→ **EXERCISE TASK**: Tally the lines in the data that follows that include the word "Pages", and report nothing but the total.

→ **RECORDS PROVIDED**:
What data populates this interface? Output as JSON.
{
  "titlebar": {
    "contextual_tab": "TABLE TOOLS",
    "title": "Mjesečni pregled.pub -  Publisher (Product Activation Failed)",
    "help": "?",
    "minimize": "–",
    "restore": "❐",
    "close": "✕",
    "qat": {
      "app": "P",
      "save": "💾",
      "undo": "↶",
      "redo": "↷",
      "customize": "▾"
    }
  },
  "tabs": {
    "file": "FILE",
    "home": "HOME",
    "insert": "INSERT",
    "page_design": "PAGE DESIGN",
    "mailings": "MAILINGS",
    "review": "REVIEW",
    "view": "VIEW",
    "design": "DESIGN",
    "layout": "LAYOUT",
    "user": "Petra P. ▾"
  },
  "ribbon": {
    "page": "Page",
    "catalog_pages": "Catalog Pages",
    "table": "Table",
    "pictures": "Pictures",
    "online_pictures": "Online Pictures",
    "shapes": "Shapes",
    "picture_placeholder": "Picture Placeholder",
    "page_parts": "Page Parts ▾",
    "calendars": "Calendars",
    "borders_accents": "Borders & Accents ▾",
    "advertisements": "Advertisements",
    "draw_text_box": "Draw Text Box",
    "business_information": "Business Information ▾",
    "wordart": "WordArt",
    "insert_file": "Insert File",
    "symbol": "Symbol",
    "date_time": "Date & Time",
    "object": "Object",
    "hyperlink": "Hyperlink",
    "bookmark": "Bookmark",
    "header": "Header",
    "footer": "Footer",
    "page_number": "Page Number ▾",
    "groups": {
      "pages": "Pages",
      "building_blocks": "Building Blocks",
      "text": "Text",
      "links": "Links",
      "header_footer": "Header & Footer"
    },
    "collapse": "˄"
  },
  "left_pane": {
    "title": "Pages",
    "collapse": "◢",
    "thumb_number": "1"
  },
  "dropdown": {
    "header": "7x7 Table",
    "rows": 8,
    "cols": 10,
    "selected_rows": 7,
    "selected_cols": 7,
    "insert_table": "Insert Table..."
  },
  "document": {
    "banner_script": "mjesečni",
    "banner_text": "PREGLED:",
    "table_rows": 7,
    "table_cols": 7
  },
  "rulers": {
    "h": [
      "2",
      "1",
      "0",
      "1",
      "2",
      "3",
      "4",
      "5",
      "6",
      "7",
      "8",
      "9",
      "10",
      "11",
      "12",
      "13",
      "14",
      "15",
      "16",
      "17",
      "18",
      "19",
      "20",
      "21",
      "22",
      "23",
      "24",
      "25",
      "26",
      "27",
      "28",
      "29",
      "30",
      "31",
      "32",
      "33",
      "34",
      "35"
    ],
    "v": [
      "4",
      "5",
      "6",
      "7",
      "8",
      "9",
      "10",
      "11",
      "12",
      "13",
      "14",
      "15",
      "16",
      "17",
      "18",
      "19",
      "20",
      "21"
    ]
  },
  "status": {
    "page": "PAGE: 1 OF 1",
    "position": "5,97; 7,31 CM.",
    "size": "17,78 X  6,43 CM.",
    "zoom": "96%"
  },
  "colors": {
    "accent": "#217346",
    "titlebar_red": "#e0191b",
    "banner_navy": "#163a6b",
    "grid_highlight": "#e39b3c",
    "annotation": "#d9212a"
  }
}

→ **RESULT BELOW**: 3